(OBJECTIVE)
Leaving out all images, write out the records that follow exactly.
** START LISTING **
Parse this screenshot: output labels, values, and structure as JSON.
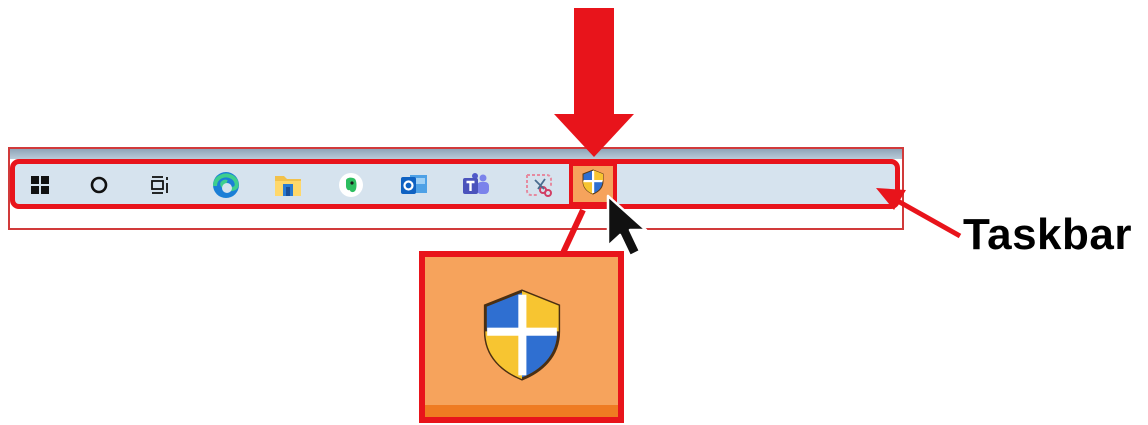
{
  "annotation": {
    "label": "Taskbar",
    "highlight_color": "#e8141b"
  },
  "taskbar": {
    "background": "#d6e3ee",
    "icons": [
      {
        "name": "windows-start-icon"
      },
      {
        "name": "cortana-search-icon"
      },
      {
        "name": "task-view-icon"
      },
      {
        "name": "edge-browser-icon"
      },
      {
        "name": "file-explorer-icon"
      },
      {
        "name": "evernote-icon"
      },
      {
        "name": "outlook-icon"
      },
      {
        "name": "teams-icon"
      },
      {
        "name": "snipping-tool-icon"
      },
      {
        "name": "security-shield-icon",
        "highlighted": true,
        "highlight_color": "#f6a35c"
      }
    ]
  },
  "zoom": {
    "icon": "security-shield-icon",
    "background": "#f6a35c"
  }
}
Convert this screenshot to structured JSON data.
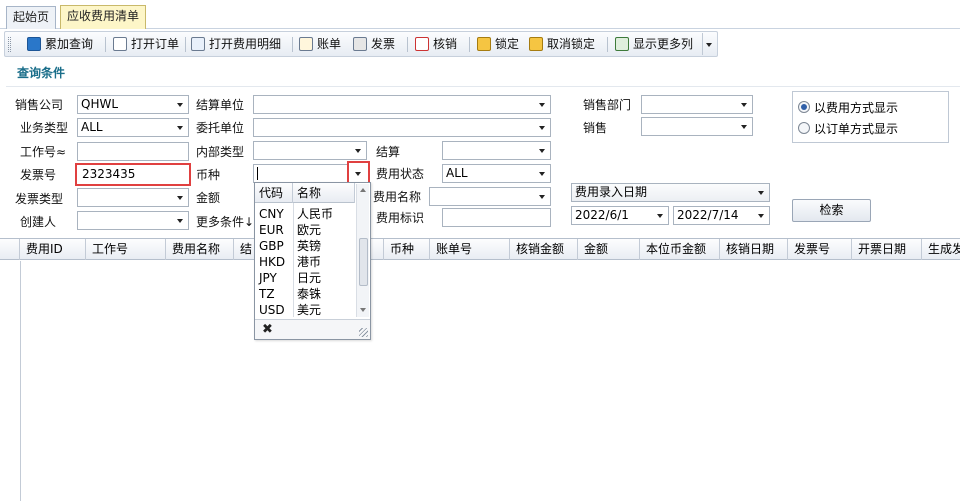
** END LISTING **
(OUTPUT)
Parse this screenshot: output labels, values, and structure as JSON.
{
  "annotation": {
    "label": "Taskbar",
    "highlight_color": "#e8141b"
  },
  "taskbar": {
    "background": "#d6e3ee",
    "icons": [
      {
        "name": "windows-start-icon"
      },
      {
        "name": "cortana-search-icon"
      },
      {
        "name": "task-view-icon"
      },
      {
        "name": "edge-browser-icon"
      },
      {
        "name": "file-explorer-icon"
      },
      {
        "name": "evernote-icon"
      },
      {
        "name": "outlook-icon"
      },
      {
        "name": "teams-icon"
      },
      {
        "name": "snipping-tool-icon"
      },
      {
        "name": "security-shield-icon",
        "highlighted": true,
        "highlight_color": "#f6a35c"
      }
    ]
  },
  "zoom": {
    "icon": "security-shield-icon",
    "background": "#f6a35c"
  }
}
Convert this screenshot to structured JSON data.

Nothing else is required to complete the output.